──────── Data provided
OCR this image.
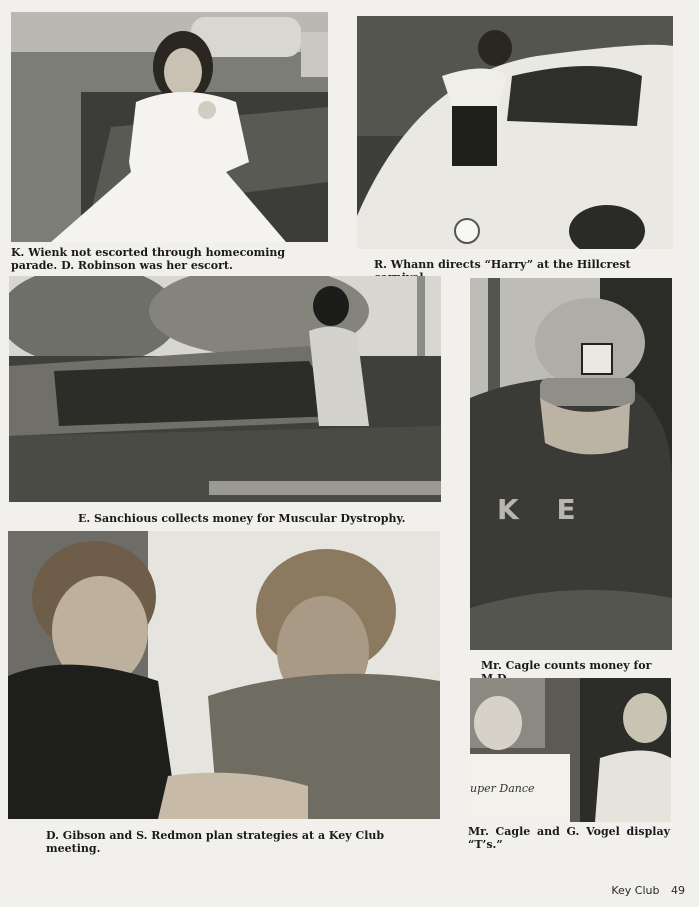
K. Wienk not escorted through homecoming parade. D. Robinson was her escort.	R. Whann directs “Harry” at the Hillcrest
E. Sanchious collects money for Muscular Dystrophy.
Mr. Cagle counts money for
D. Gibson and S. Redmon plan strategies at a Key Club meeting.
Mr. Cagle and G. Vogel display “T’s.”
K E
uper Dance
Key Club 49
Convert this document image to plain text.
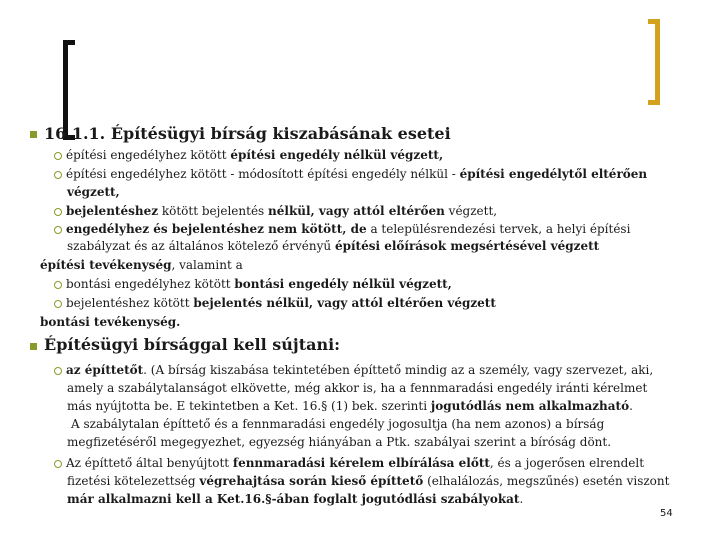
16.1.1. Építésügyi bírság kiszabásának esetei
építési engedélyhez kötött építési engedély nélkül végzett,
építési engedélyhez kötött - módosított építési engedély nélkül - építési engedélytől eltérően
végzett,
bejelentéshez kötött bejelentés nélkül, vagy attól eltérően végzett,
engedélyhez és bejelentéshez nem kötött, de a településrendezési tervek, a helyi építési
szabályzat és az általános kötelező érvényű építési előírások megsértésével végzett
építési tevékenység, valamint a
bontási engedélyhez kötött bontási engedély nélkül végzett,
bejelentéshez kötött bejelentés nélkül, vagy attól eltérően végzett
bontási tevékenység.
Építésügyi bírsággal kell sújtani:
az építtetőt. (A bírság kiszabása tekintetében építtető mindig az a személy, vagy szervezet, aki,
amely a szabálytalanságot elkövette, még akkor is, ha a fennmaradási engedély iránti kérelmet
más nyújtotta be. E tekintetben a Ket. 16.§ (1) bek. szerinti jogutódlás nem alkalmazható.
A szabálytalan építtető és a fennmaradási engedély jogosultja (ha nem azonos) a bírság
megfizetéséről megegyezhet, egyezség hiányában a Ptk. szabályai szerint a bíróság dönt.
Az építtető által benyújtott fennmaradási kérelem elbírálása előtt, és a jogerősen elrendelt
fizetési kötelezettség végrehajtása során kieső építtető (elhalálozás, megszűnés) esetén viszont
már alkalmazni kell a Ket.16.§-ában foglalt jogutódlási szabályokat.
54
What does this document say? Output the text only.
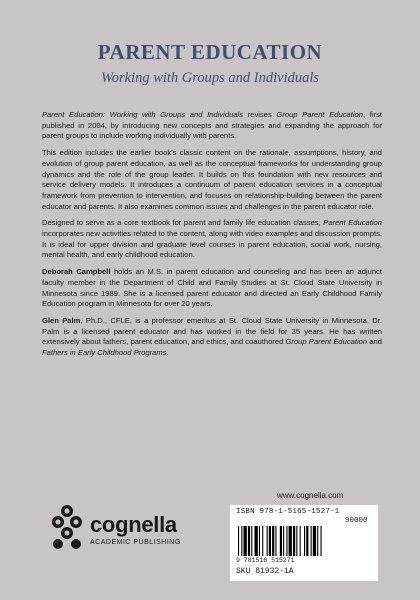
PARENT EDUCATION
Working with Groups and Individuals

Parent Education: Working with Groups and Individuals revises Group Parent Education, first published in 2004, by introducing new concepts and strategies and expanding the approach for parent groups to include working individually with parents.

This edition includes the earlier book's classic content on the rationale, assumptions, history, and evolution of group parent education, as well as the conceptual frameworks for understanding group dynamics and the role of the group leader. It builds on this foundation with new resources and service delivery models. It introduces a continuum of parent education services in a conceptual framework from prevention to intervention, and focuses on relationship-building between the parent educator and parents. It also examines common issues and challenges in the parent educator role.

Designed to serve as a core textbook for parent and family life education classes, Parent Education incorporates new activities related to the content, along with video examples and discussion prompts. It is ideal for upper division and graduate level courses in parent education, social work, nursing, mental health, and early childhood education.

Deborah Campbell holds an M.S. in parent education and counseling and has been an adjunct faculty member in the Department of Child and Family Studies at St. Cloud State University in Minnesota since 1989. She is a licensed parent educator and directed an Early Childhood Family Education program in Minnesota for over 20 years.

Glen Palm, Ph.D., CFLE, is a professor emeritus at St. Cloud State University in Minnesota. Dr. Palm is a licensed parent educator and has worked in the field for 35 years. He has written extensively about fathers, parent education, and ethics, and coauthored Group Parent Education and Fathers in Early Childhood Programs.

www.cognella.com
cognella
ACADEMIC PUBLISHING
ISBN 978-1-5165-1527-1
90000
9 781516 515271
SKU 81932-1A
────────────────
• _Written instruction_
Pictures don't belong in the copy. Transcribe every record exactly as it appears.

• _Final result_
OCR this image.
K. Wienk not escorted through homecoming parade. D. Robinson was her escort.	R. Whann directs “Harry” at the Hillcrest
E. Sanchious collects money for Muscular Dystrophy.
Mr. Cagle counts money for
D. Gibson and S. Redmon plan strategies at a Key Club meeting.
Mr. Cagle and G. Vogel display “T’s.”
K E
uper Dance
Key Club 49
Convert this document image to plain text.
16.1.1. Építésügyi bírság kiszabásának esetei
építési engedélyhez kötött építési engedély nélkül végzett,
építési engedélyhez kötött - módosított építési engedély nélkül - építési engedélytől eltérően
végzett,
bejelentéshez kötött bejelentés nélkül, vagy attól eltérően végzett,
engedélyhez és bejelentéshez nem kötött, de a településrendezési tervek, a helyi építési
szabályzat és az általános kötelező érvényű építési előírások megsértésével végzett
építési tevékenység, valamint a
bontási engedélyhez kötött bontási engedély nélkül végzett,
bejelentéshez kötött bejelentés nélkül, vagy attól eltérően végzett
bontási tevékenység.
Építésügyi bírsággal kell sújtani:
az építtetőt. (A bírság kiszabása tekintetében építtető mindig az a személy, vagy szervezet, aki,
amely a szabálytalanságot elkövette, még akkor is, ha a fennmaradási engedély iránti kérelmet
más nyújtotta be. E tekintetben a Ket. 16.§ (1) bek. szerinti jogutódlás nem alkalmazható.
A szabálytalan építtető és a fennmaradási engedély jogosultja (ha nem azonos) a bírság
megfizetéséről megegyezhet, egyezség hiányában a Ptk. szabályai szerint a bíróság dönt.
Az építtető által benyújtott fennmaradási kérelem elbírálása előtt, és a jogerősen elrendelt
fizetési kötelezettség végrehajtása során kieső építtető (elhalálozás, megszűnés) esetén viszont
már alkalmazni kell a Ket.16.§-ában foglalt jogutódlási szabályokat.
54
What does this document say? Output the text only.
PARENT EDUCATION
Working with Groups and Individuals

Parent Education: Working with Groups and Individuals revises Group Parent Education, first published in 2004, by introducing new concepts and strategies and expanding the approach for parent groups to include working individually with parents.

This edition includes the earlier book's classic content on the rationale, assumptions, history, and evolution of group parent education, as well as the conceptual frameworks for understanding group dynamics and the role of the group leader. It builds on this foundation with new resources and service delivery models. It introduces a continuum of parent education services in a conceptual framework from prevention to intervention, and focuses on relationship-building between the parent educator and parents. It also examines common issues and challenges in the parent educator role.

Designed to serve as a core textbook for parent and family life education classes, Parent Education incorporates new activities related to the content, along with video examples and discussion prompts. It is ideal for upper division and graduate level courses in parent education, social work, nursing, mental health, and early childhood education.

Deborah Campbell holds an M.S. in parent education and counseling and has been an adjunct faculty member in the Department of Child and Family Studies at St. Cloud State University in Minnesota since 1989. She is a licensed parent educator and directed an Early Childhood Family Education program in Minnesota for over 20 years.

Glen Palm, Ph.D., CFLE, is a professor emeritus at St. Cloud State University in Minnesota. Dr. Palm is a licensed parent educator and has worked in the field for 35 years. He has written extensively about fathers, parent education, and ethics, and coauthored Group Parent Education and Fathers in Early Childhood Programs.

www.cognella.com
cognella
ACADEMIC PUBLISHING
ISBN 978-1-5165-1527-1
90000
9 781516 515271
SKU 81932-1A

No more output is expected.